### Given instruction
Output all entries verbatim. Skip pictures.

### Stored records

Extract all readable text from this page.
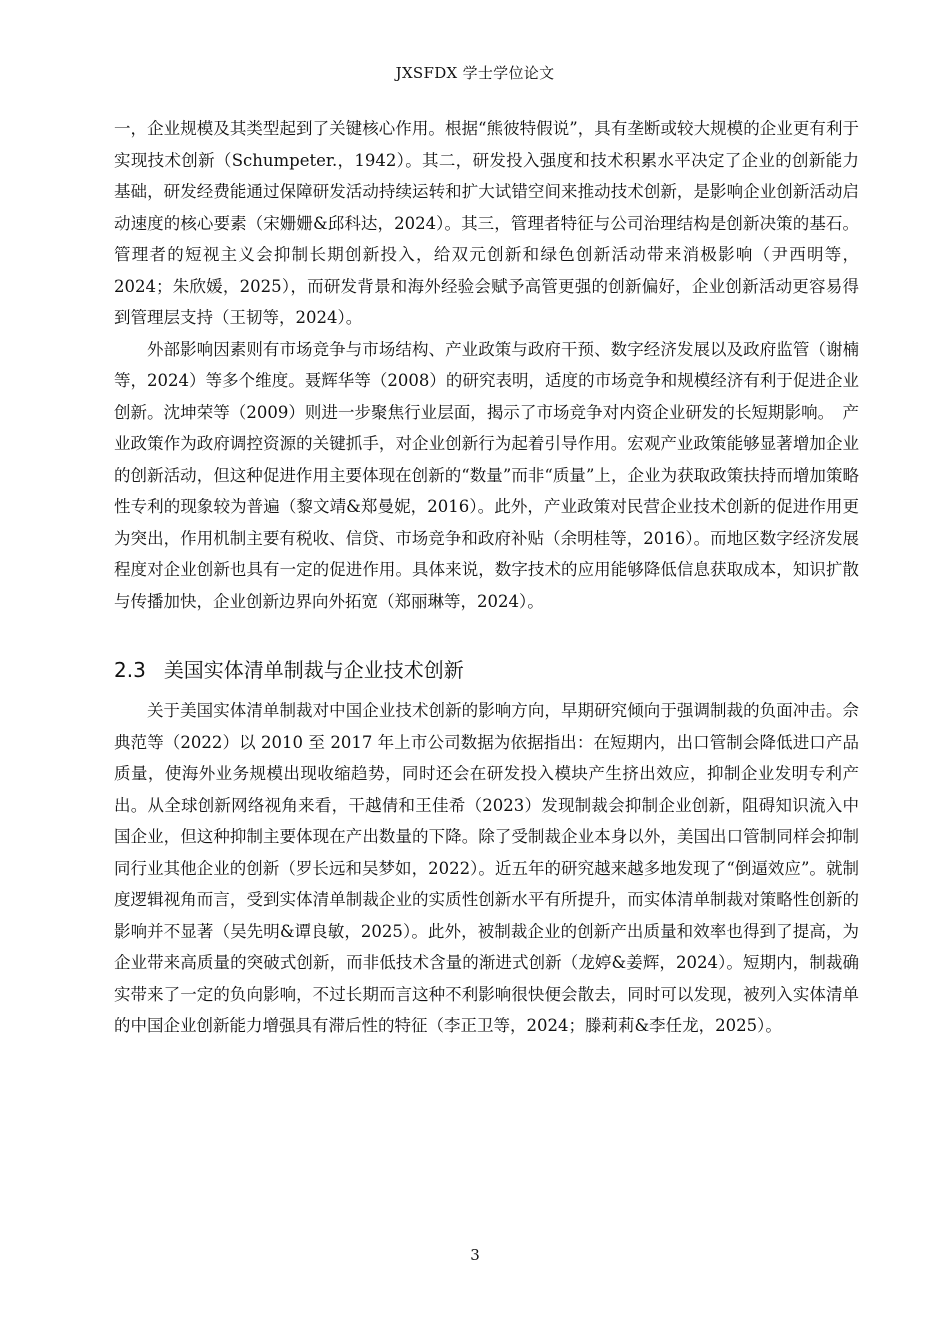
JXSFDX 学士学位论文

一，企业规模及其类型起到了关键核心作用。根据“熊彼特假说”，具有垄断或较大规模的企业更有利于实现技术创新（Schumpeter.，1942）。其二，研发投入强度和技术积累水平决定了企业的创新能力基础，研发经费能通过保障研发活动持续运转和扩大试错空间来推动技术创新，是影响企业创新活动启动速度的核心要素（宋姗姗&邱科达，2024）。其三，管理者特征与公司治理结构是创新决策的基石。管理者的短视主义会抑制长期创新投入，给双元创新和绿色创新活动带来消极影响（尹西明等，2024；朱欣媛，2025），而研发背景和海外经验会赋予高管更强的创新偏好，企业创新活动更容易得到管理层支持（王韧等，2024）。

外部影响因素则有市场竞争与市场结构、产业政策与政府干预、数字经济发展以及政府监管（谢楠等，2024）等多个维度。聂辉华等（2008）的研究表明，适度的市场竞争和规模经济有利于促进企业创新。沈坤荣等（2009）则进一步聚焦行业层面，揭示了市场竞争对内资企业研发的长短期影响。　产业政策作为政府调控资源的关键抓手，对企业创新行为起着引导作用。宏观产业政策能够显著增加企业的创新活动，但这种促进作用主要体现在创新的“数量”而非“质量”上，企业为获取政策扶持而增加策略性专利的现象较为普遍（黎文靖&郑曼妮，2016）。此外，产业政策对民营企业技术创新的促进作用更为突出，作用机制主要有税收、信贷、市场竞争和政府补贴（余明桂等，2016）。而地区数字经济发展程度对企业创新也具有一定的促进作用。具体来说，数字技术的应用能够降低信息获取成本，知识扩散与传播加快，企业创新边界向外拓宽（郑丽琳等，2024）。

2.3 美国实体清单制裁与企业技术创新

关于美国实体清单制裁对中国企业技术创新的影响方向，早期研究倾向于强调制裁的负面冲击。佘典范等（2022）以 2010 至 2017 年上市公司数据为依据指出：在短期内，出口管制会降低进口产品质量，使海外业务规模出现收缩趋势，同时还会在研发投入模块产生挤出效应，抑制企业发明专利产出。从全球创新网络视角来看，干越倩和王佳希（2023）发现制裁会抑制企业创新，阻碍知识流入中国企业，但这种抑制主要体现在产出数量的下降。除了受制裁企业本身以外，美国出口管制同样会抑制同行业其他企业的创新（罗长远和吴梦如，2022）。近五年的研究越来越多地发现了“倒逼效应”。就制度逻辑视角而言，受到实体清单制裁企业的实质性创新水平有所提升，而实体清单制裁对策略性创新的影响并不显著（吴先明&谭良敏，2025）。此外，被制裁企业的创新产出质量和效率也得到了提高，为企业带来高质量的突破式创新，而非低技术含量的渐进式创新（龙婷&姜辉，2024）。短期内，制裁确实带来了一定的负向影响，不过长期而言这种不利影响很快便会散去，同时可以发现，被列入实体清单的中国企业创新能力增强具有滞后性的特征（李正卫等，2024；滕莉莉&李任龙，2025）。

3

### Answer to the task
Extract all readable text from this page.
JXSFDX 学士学位论文

一，企业规模及其类型起到了关键核心作用。根据“熊彼特假说”，具有垄断或较大规模的企业更有利于实现技术创新（Schumpeter.，1942）。其二，研发投入强度和技术积累水平决定了企业的创新能力基础，研发经费能通过保障研发活动持续运转和扩大试错空间来推动技术创新，是影响企业创新活动启动速度的核心要素（宋姗姗&邱科达，2024）。其三，管理者特征与公司治理结构是创新决策的基石。管理者的短视主义会抑制长期创新投入，给双元创新和绿色创新活动带来消极影响（尹西明等，2024；朱欣媛，2025），而研发背景和海外经验会赋予高管更强的创新偏好，企业创新活动更容易得到管理层支持（王韧等，2024）。

外部影响因素则有市场竞争与市场结构、产业政策与政府干预、数字经济发展以及政府监管（谢楠等，2024）等多个维度。聂辉华等（2008）的研究表明，适度的市场竞争和规模经济有利于促进企业创新。沈坤荣等（2009）则进一步聚焦行业层面，揭示了市场竞争对内资企业研发的长短期影响。　产业政策作为政府调控资源的关键抓手，对企业创新行为起着引导作用。宏观产业政策能够显著增加企业的创新活动，但这种促进作用主要体现在创新的“数量”而非“质量”上，企业为获取政策扶持而增加策略性专利的现象较为普遍（黎文靖&郑曼妮，2016）。此外，产业政策对民营企业技术创新的促进作用更为突出，作用机制主要有税收、信贷、市场竞争和政府补贴（余明桂等，2016）。而地区数字经济发展程度对企业创新也具有一定的促进作用。具体来说，数字技术的应用能够降低信息获取成本，知识扩散与传播加快，企业创新边界向外拓宽（郑丽琳等，2024）。

2.3 美国实体清单制裁与企业技术创新

关于美国实体清单制裁对中国企业技术创新的影响方向，早期研究倾向于强调制裁的负面冲击。佘典范等（2022）以 2010 至 2017 年上市公司数据为依据指出：在短期内，出口管制会降低进口产品质量，使海外业务规模出现收缩趋势，同时还会在研发投入模块产生挤出效应，抑制企业发明专利产出。从全球创新网络视角来看，干越倩和王佳希（2023）发现制裁会抑制企业创新，阻碍知识流入中国企业，但这种抑制主要体现在产出数量的下降。除了受制裁企业本身以外，美国出口管制同样会抑制同行业其他企业的创新（罗长远和吴梦如，2022）。近五年的研究越来越多地发现了“倒逼效应”。就制度逻辑视角而言，受到实体清单制裁企业的实质性创新水平有所提升，而实体清单制裁对策略性创新的影响并不显著（吴先明&谭良敏，2025）。此外，被制裁企业的创新产出质量和效率也得到了提高，为企业带来高质量的突破式创新，而非低技术含量的渐进式创新（龙婷&姜辉，2024）。短期内，制裁确实带来了一定的负向影响，不过长期而言这种不利影响很快便会散去，同时可以发现，被列入实体清单的中国企业创新能力增强具有滞后性的特征（李正卫等，2024；滕莉莉&李任龙，2025）。

3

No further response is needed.